DATASET ROWS ::
----
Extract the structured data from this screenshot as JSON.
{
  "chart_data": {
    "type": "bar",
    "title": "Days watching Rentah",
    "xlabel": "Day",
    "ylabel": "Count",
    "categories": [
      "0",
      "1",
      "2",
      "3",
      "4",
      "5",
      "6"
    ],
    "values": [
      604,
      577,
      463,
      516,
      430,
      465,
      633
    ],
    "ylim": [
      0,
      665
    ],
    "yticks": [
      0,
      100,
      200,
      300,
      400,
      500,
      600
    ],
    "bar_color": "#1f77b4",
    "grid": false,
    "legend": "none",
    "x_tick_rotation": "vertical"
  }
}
----
PROBLEM DETAILS ::
Without omitting anything, output the entries exactly.

OUTPUT BELOW ::
Extract the structured data from this screenshot as JSON.
{
  "chart_data": {
    "type": "bar",
    "title": "Days watching Rentah",
    "xlabel": "Day",
    "ylabel": "Count",
    "categories": [
      "0",
      "1",
      "2",
      "3",
      "4",
      "5",
      "6"
    ],
    "values": [
      604,
      577,
      463,
      516,
      430,
      465,
      633
    ],
    "ylim": [
      0,
      665
    ],
    "yticks": [
      0,
      100,
      200,
      300,
      400,
      500,
      600
    ],
    "bar_color": "#1f77b4",
    "grid": false,
    "legend": "none",
    "x_tick_rotation": "vertical"
  }
}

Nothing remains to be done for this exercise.